§ **Your goal**
Repeat the entire listing exactly as written.

§ **Recorded information**
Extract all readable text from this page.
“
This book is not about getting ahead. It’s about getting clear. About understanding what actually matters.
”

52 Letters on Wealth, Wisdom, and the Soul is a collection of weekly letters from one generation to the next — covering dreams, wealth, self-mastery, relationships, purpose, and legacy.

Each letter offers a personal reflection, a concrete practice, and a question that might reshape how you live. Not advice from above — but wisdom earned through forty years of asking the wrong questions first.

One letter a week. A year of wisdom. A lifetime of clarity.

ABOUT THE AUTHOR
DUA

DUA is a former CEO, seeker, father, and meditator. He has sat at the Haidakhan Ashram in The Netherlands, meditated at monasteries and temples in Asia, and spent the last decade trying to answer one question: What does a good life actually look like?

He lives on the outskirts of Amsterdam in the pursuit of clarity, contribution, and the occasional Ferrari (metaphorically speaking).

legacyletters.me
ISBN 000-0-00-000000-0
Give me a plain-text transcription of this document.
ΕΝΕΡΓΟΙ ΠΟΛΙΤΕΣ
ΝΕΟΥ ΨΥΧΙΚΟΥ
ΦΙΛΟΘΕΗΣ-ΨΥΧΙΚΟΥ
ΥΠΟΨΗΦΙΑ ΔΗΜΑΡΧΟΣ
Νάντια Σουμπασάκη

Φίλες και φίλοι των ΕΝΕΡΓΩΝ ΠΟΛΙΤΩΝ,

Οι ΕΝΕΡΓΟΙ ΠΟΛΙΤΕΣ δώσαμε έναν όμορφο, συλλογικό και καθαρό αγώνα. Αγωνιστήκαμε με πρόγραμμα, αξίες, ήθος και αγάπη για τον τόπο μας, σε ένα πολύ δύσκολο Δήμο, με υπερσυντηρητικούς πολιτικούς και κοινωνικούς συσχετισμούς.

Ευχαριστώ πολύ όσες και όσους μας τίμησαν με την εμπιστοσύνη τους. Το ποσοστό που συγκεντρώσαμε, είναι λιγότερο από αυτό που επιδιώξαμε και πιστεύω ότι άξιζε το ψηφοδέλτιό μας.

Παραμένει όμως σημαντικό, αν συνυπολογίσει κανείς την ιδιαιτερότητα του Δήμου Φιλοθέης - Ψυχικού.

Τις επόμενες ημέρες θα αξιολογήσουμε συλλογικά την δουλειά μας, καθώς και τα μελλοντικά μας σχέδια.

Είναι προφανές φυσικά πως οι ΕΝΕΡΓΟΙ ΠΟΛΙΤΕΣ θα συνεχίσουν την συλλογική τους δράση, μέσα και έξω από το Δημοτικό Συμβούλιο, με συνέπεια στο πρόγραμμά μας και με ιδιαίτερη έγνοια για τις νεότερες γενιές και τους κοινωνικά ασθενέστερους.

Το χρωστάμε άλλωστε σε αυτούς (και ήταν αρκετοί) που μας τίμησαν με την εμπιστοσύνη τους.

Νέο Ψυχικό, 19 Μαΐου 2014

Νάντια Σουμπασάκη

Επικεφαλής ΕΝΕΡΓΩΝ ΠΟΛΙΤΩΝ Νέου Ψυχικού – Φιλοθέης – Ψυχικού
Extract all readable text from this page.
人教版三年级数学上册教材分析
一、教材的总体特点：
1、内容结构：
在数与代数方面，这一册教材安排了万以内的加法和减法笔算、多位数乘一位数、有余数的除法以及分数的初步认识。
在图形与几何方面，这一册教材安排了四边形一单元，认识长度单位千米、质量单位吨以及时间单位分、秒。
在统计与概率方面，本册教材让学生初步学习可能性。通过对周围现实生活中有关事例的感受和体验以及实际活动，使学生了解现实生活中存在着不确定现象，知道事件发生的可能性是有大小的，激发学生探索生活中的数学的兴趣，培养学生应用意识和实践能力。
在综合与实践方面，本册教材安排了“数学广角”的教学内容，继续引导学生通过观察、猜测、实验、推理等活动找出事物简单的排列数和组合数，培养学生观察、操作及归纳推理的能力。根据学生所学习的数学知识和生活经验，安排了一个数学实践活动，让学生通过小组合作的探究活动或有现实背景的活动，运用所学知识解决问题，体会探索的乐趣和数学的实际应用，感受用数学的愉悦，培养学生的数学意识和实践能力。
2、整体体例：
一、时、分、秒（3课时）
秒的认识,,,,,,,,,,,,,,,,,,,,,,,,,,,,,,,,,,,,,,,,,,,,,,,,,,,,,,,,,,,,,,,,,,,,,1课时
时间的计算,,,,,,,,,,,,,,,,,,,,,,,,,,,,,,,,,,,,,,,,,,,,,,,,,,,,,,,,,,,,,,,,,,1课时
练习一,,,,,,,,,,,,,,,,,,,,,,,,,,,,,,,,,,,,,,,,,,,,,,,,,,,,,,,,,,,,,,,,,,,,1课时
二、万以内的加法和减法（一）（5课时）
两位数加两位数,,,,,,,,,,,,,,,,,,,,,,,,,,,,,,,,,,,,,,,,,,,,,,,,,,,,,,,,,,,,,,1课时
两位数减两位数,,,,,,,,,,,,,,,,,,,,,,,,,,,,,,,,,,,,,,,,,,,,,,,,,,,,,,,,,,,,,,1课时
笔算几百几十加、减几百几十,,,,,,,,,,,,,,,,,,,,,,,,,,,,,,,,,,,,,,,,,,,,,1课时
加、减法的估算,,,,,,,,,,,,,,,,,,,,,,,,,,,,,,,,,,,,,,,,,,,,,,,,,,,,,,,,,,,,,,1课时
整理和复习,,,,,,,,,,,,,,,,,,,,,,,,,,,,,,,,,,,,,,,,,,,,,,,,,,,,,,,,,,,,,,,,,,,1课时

§ **Response to this exercise**
Extract all readable text from this page.
“
This book is not about getting ahead. It’s about getting clear. About understanding what actually matters.
”

52 Letters on Wealth, Wisdom, and the Soul is a collection of weekly letters from one generation to the next — covering dreams, wealth, self-mastery, relationships, purpose, and legacy.

Each letter offers a personal reflection, a concrete practice, and a question that might reshape how you live. Not advice from above — but wisdom earned through forty years of asking the wrong questions first.

One letter a week. A year of wisdom. A lifetime of clarity.

ABOUT THE AUTHOR
DUA

DUA is a former CEO, seeker, father, and meditator. He has sat at the Haidakhan Ashram in The Netherlands, meditated at monasteries and temples in Asia, and spent the last decade trying to answer one question: What does a good life actually look like?

He lives on the outskirts of Amsterdam in the pursuit of clarity, contribution, and the occasional Ferrari (metaphorically speaking).

legacyletters.me
ISBN 000-0-00-000000-0
Give me a plain-text transcription of this document.
ΕΝΕΡΓΟΙ ΠΟΛΙΤΕΣ
ΝΕΟΥ ΨΥΧΙΚΟΥ
ΦΙΛΟΘΕΗΣ-ΨΥΧΙΚΟΥ
ΥΠΟΨΗΦΙΑ ΔΗΜΑΡΧΟΣ
Νάντια Σουμπασάκη

Φίλες και φίλοι των ΕΝΕΡΓΩΝ ΠΟΛΙΤΩΝ,

Οι ΕΝΕΡΓΟΙ ΠΟΛΙΤΕΣ δώσαμε έναν όμορφο, συλλογικό και καθαρό αγώνα. Αγωνιστήκαμε με πρόγραμμα, αξίες, ήθος και αγάπη για τον τόπο μας, σε ένα πολύ δύσκολο Δήμο, με υπερσυντηρητικούς πολιτικούς και κοινωνικούς συσχετισμούς.

Ευχαριστώ πολύ όσες και όσους μας τίμησαν με την εμπιστοσύνη τους. Το ποσοστό που συγκεντρώσαμε, είναι λιγότερο από αυτό που επιδιώξαμε και πιστεύω ότι άξιζε το ψηφοδέλτιό μας.

Παραμένει όμως σημαντικό, αν συνυπολογίσει κανείς την ιδιαιτερότητα του Δήμου Φιλοθέης - Ψυχικού.

Τις επόμενες ημέρες θα αξιολογήσουμε συλλογικά την δουλειά μας, καθώς και τα μελλοντικά μας σχέδια.

Είναι προφανές φυσικά πως οι ΕΝΕΡΓΟΙ ΠΟΛΙΤΕΣ θα συνεχίσουν την συλλογική τους δράση, μέσα και έξω από το Δημοτικό Συμβούλιο, με συνέπεια στο πρόγραμμά μας και με ιδιαίτερη έγνοια για τις νεότερες γενιές και τους κοινωνικά ασθενέστερους.

Το χρωστάμε άλλωστε σε αυτούς (και ήταν αρκετοί) που μας τίμησαν με την εμπιστοσύνη τους.

Νέο Ψυχικό, 19 Μαΐου 2014

Νάντια Σουμπασάκη

Επικεφαλής ΕΝΕΡΓΩΝ ΠΟΛΙΤΩΝ Νέου Ψυχικού – Φιλοθέης – Ψυχικού
Extract all readable text from this page.
人教版三年级数学上册教材分析
一、教材的总体特点：
1、内容结构：
在数与代数方面，这一册教材安排了万以内的加法和减法笔算、多位数乘一位数、有余数的除法以及分数的初步认识。
在图形与几何方面，这一册教材安排了四边形一单元，认识长度单位千米、质量单位吨以及时间单位分、秒。
在统计与概率方面，本册教材让学生初步学习可能性。通过对周围现实生活中有关事例的感受和体验以及实际活动，使学生了解现实生活中存在着不确定现象，知道事件发生的可能性是有大小的，激发学生探索生活中的数学的兴趣，培养学生应用意识和实践能力。
在综合与实践方面，本册教材安排了“数学广角”的教学内容，继续引导学生通过观察、猜测、实验、推理等活动找出事物简单的排列数和组合数，培养学生观察、操作及归纳推理的能力。根据学生所学习的数学知识和生活经验，安排了一个数学实践活动，让学生通过小组合作的探究活动或有现实背景的活动，运用所学知识解决问题，体会探索的乐趣和数学的实际应用，感受用数学的愉悦，培养学生的数学意识和实践能力。
2、整体体例：
一、时、分、秒（3课时）
秒的认识,,,,,,,,,,,,,,,,,,,,,,,,,,,,,,,,,,,,,,,,,,,,,,,,,,,,,,,,,,,,,,,,,,,,,1课时
时间的计算,,,,,,,,,,,,,,,,,,,,,,,,,,,,,,,,,,,,,,,,,,,,,,,,,,,,,,,,,,,,,,,,,,1课时
练习一,,,,,,,,,,,,,,,,,,,,,,,,,,,,,,,,,,,,,,,,,,,,,,,,,,,,,,,,,,,,,,,,,,,,1课时
二、万以内的加法和减法（一）（5课时）
两位数加两位数,,,,,,,,,,,,,,,,,,,,,,,,,,,,,,,,,,,,,,,,,,,,,,,,,,,,,,,,,,,,,,1课时
两位数减两位数,,,,,,,,,,,,,,,,,,,,,,,,,,,,,,,,,,,,,,,,,,,,,,,,,,,,,,,,,,,,,,1课时
笔算几百几十加、减几百几十,,,,,,,,,,,,,,,,,,,,,,,,,,,,,,,,,,,,,,,,,,,,,1课时
加、减法的估算,,,,,,,,,,,,,,,,,,,,,,,,,,,,,,,,,,,,,,,,,,,,,,,,,,,,,,,,,,,,,,1课时
整理和复习,,,,,,,,,,,,,,,,,,,,,,,,,,,,,,,,,,,,,,,,,,,,,,,,,,,,,,,,,,,,,,,,,,,1课时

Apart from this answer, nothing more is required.